◆ WHAT YOU HAVE TO DO ◆
Identify each line in the records below that contains the word "ένας", and copy it.

◆ Dataset items ◆
#####

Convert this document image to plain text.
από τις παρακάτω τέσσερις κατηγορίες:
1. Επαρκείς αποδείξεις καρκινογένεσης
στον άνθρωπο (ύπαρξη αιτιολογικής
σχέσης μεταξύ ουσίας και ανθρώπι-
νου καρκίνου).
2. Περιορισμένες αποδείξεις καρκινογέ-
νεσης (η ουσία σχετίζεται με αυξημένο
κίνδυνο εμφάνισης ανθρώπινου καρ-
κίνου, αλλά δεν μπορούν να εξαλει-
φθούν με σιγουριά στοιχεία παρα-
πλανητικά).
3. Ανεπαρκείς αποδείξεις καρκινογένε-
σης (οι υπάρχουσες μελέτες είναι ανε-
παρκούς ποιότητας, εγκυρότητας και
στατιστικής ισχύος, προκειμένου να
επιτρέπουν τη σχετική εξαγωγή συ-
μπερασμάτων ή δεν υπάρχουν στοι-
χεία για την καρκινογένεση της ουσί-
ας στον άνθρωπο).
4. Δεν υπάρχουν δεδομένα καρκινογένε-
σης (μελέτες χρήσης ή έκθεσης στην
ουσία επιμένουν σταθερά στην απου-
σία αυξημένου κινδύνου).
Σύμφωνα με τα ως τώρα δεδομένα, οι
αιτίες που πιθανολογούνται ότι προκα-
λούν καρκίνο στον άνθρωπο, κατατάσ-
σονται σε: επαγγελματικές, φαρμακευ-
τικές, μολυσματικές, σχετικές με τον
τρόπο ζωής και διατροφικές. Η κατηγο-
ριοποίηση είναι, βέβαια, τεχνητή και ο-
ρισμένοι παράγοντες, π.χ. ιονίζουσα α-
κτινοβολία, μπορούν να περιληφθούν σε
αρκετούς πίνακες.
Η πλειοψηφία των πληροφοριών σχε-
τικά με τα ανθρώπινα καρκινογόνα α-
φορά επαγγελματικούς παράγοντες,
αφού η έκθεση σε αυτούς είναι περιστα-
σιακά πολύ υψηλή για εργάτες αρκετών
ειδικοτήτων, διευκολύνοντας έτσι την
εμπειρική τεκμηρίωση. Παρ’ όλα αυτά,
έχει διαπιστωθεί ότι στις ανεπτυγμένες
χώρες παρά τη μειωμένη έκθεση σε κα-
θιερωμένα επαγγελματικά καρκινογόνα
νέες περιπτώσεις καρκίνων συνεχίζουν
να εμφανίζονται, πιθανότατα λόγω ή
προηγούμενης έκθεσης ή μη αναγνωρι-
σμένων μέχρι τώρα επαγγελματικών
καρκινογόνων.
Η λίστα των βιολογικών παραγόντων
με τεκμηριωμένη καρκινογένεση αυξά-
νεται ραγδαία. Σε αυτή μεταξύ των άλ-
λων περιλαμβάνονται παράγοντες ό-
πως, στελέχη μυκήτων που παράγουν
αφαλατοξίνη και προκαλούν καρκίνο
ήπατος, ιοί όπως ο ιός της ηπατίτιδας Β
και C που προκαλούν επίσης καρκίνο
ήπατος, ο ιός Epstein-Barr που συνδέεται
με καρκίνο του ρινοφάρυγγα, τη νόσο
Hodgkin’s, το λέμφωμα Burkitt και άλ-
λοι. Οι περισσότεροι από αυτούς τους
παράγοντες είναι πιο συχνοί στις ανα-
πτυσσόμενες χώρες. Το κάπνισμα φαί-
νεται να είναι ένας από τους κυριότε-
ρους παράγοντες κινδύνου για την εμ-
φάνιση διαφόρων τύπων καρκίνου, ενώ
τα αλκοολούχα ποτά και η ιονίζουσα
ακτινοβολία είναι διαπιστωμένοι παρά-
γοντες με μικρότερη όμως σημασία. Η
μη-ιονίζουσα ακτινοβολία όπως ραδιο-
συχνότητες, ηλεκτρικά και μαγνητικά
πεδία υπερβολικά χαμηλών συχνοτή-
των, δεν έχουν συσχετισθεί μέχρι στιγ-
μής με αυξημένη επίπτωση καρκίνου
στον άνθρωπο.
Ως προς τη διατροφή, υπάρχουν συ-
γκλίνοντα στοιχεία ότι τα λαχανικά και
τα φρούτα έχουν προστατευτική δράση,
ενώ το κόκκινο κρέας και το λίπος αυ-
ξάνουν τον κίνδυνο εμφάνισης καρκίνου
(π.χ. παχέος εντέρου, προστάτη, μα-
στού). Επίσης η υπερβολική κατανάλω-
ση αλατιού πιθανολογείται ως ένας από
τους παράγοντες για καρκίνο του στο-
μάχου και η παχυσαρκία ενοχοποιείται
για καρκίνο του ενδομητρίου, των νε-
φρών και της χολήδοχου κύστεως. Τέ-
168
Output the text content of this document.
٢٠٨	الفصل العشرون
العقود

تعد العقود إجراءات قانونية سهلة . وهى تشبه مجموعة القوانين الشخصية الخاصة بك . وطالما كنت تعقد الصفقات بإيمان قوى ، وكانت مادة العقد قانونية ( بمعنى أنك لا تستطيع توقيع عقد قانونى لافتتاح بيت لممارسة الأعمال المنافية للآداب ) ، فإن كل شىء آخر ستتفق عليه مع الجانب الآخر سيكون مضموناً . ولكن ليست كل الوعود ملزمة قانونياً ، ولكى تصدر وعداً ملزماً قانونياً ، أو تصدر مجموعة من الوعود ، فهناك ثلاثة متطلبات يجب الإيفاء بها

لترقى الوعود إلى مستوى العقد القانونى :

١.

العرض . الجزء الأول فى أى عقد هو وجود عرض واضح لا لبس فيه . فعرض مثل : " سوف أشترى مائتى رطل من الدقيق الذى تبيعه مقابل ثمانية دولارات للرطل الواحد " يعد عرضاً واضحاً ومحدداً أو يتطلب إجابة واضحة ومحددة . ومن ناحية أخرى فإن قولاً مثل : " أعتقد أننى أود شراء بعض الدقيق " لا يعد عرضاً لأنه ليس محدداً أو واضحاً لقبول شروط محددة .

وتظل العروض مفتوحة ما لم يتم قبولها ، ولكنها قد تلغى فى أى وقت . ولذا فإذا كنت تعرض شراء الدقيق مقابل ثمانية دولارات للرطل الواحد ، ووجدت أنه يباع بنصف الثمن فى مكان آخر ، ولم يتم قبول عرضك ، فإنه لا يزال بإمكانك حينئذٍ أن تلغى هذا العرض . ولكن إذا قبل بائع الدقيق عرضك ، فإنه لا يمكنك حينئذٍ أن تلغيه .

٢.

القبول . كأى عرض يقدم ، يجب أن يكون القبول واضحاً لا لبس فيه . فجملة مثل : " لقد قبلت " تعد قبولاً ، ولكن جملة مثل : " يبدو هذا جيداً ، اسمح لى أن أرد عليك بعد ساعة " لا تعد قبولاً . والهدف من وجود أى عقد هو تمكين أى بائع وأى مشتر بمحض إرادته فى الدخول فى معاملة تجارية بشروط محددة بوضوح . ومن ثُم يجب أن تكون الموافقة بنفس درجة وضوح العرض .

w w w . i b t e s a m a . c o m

#####

◆ THE REPLY ◆
νεται να είναι ένας από τους κυριότε-
ση αλατιού πιθανολογείται ως ένας από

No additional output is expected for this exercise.